> _Set exercise_
Make an exact copy of the entries below with the pictures removed.

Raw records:

****

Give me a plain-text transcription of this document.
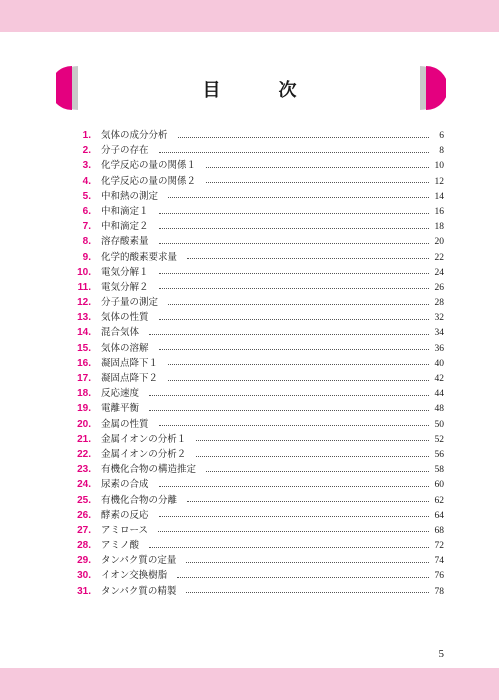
目　次
1.	気体の成分分析	6
2.	分子の存在	8
3.	化学反応の量の関係１	10
4.	化学反応の量の関係２	12
5.	中和熱の測定	14
6.	中和滴定１	16
7.	中和滴定２	18
8.	溶存酸素量	20
9.	化学的酸素要求量	22
10.	電気分解１	24
11.	電気分解２	26
12.	分子量の測定	28
13.	気体の性質	32
14.	混合気体	34
15.	気体の溶解	36
16.	凝固点降下１	40
17.	凝固点降下２	42
18.	反応速度	44
19.	電離平衡	48
20.	金属の性質	50
21.	金属イオンの分析１	52
22.	金属イオンの分析２	56
23.	有機化合物の構造推定	58
24.	尿素の合成	60
25.	有機化合物の分離	62
26.	酵素の反応	64
27.	アミロース	68
28.	アミノ酸	72
29.	タンパク質の定量	74
30.	イオン交換樹脂	76
31.	タンパク質の精製	78
5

****

> _The result_
Give me a plain-text transcription of this document.
目　次
1.	気体の成分分析	6
2.	分子の存在	8
3.	化学反応の量の関係１	10
4.	化学反応の量の関係２	12
5.	中和熱の測定	14
6.	中和滴定１	16
7.	中和滴定２	18
8.	溶存酸素量	20
9.	化学的酸素要求量	22
10.	電気分解１	24
11.	電気分解２	26
12.	分子量の測定	28
13.	気体の性質	32
14.	混合気体	34
15.	気体の溶解	36
16.	凝固点降下１	40
17.	凝固点降下２	42
18.	反応速度	44
19.	電離平衡	48
20.	金属の性質	50
21.	金属イオンの分析１	52
22.	金属イオンの分析２	56
23.	有機化合物の構造推定	58
24.	尿素の合成	60
25.	有機化合物の分離	62
26.	酵素の反応	64
27.	アミロース	68
28.	アミノ酸	72
29.	タンパク質の定量	74
30.	イオン交換樹脂	76
31.	タンパク質の精製	78
5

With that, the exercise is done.